* EXERCISE GOAL:
Every line from the line containing "What does this" through the final line below is to be repeated exactly; no other line is.

(Dataset entries)
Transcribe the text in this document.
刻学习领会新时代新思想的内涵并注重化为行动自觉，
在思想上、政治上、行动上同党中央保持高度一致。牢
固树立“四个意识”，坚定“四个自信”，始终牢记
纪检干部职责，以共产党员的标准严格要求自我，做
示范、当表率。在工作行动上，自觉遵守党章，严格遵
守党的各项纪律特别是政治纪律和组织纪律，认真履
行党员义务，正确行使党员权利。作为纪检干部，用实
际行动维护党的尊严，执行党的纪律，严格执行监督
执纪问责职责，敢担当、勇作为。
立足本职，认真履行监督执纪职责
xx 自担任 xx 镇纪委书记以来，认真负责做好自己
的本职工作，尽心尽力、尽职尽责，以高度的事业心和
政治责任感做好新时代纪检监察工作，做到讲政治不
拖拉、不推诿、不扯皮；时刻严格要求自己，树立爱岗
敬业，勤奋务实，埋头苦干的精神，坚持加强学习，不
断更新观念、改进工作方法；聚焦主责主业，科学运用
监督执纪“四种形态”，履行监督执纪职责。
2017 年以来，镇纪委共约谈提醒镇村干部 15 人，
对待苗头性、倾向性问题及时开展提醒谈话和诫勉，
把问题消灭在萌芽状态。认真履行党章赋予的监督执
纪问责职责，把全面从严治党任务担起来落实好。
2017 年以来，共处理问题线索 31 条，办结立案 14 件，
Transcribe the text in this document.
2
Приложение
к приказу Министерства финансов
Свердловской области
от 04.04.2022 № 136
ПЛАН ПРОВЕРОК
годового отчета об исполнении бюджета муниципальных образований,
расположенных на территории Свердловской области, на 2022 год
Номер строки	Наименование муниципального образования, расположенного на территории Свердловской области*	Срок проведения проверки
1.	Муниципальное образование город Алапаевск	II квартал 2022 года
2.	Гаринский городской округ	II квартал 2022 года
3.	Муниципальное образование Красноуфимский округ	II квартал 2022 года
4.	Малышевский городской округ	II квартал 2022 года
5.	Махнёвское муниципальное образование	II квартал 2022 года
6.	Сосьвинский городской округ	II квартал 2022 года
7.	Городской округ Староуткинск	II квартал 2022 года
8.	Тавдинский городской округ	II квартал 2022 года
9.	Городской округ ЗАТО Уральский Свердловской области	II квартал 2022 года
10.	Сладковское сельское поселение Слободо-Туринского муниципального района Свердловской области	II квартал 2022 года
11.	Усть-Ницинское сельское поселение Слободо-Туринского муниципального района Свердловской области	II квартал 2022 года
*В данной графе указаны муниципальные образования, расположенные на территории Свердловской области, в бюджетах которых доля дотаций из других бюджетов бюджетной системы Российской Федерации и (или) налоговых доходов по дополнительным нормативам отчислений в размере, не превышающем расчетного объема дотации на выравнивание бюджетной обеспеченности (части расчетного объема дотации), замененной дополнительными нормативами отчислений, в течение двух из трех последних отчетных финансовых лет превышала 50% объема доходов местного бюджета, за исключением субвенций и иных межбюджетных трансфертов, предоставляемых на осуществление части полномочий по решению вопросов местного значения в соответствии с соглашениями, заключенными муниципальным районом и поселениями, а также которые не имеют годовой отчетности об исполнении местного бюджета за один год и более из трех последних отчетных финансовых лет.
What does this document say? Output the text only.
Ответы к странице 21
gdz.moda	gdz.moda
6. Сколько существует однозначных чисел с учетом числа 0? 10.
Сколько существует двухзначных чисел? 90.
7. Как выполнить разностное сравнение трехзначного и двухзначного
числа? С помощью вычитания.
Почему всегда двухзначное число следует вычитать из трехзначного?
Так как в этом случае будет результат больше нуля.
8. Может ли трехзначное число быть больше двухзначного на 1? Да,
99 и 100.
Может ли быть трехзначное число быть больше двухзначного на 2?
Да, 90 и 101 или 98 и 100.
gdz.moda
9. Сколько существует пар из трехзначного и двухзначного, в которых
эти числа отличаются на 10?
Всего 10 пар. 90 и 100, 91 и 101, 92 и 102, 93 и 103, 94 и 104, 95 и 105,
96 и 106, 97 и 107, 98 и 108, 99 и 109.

* THE SOLUTION:
What does this document say? Output the text only.
Ответы к странице 21
gdz.moda	gdz.moda
6. Сколько существует однозначных чисел с учетом числа 0? 10.
Сколько существует двухзначных чисел? 90.
7. Как выполнить разностное сравнение трехзначного и двухзначного
числа? С помощью вычитания.
Почему всегда двухзначное число следует вычитать из трехзначного?
Так как в этом случае будет результат больше нуля.
8. Может ли трехзначное число быть больше двухзначного на 1? Да,
99 и 100.
Может ли быть трехзначное число быть больше двухзначного на 2?
Да, 90 и 101 или 98 и 100.
gdz.moda
9. Сколько существует пар из трехзначного и двухзначного, в которых
эти числа отличаются на 10?
Всего 10 пар. 90 и 100, 91 и 101, 92 и 102, 93 и 103, 94 и 104, 95 и 105,
96 и 106, 97 и 107, 98 и 108, 99 и 109.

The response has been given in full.